TASK PROMPT ▸
Write out every line of the material as it stands, apart from the pictures.

Structured figure records ▸
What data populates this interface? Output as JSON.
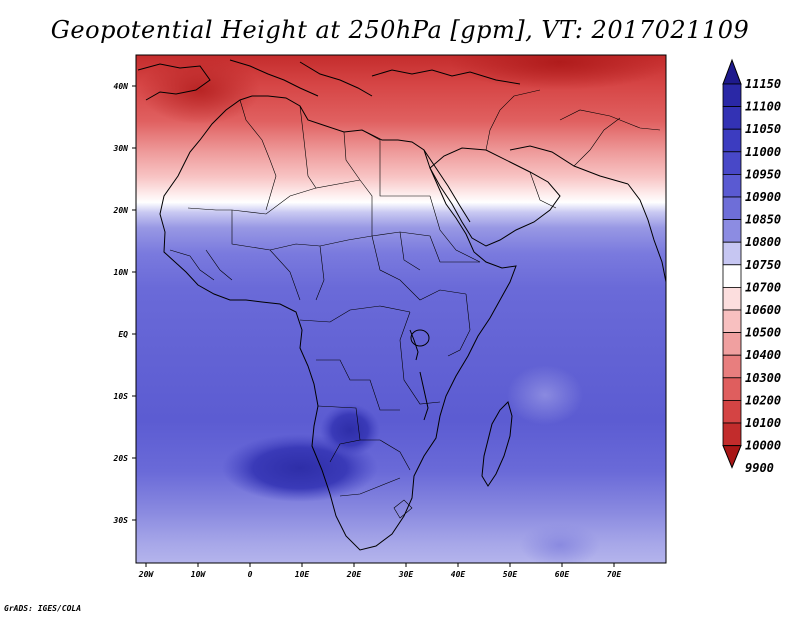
{
  "title": "Geopotential Height at 250hPa [gpm], VT: 2017021109",
  "footer": "GrADS: IGES/COLA",
  "map": {
    "lon_labels": [
      "20W",
      "10W",
      "0",
      "10E",
      "20E",
      "30E",
      "40E",
      "50E",
      "60E",
      "70E"
    ],
    "lat_labels": [
      "40N",
      "30N",
      "20N",
      "10N",
      "EQ",
      "10S",
      "20S",
      "30S"
    ]
  },
  "colorbar": {
    "levels": [
      "11150",
      "11100",
      "11050",
      "11000",
      "10950",
      "10900",
      "10850",
      "10800",
      "10750",
      "10700",
      "10600",
      "10500",
      "10400",
      "10300",
      "10200",
      "10100",
      "10000",
      "9900"
    ],
    "colors": [
      "#1e1a8c",
      "#2a28a6",
      "#3332b4",
      "#3c3cc0",
      "#4848c8",
      "#5a5ad2",
      "#6e6ed8",
      "#8c8ce2",
      "#c6c6f2",
      "#ffffff",
      "#fcdede",
      "#f8c0c0",
      "#f0a0a0",
      "#e87e7e",
      "#df5e5e",
      "#d44444",
      "#c22c2c",
      "#a81616"
    ]
  },
  "palette": {
    "ocean": "#6464d6",
    "land_coast": "#000000"
  }
}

SOLUTION FOR THIS PROBLEM ▸
What data populates this interface? Output as JSON.
{
  "title": "Geopotential Height at 250hPa [gpm], VT: 2017021109",
  "footer": "GrADS: IGES/COLA",
  "map": {
    "lon_labels": [
      "20W",
      "10W",
      "0",
      "10E",
      "20E",
      "30E",
      "40E",
      "50E",
      "60E",
      "70E"
    ],
    "lat_labels": [
      "40N",
      "30N",
      "20N",
      "10N",
      "EQ",
      "10S",
      "20S",
      "30S"
    ]
  },
  "colorbar": {
    "levels": [
      "11150",
      "11100",
      "11050",
      "11000",
      "10950",
      "10900",
      "10850",
      "10800",
      "10750",
      "10700",
      "10600",
      "10500",
      "10400",
      "10300",
      "10200",
      "10100",
      "10000",
      "9900"
    ],
    "colors": [
      "#1e1a8c",
      "#2a28a6",
      "#3332b4",
      "#3c3cc0",
      "#4848c8",
      "#5a5ad2",
      "#6e6ed8",
      "#8c8ce2",
      "#c6c6f2",
      "#ffffff",
      "#fcdede",
      "#f8c0c0",
      "#f0a0a0",
      "#e87e7e",
      "#df5e5e",
      "#d44444",
      "#c22c2c",
      "#a81616"
    ]
  },
  "palette": {
    "ocean": "#6464d6",
    "land_coast": "#000000"
  }
}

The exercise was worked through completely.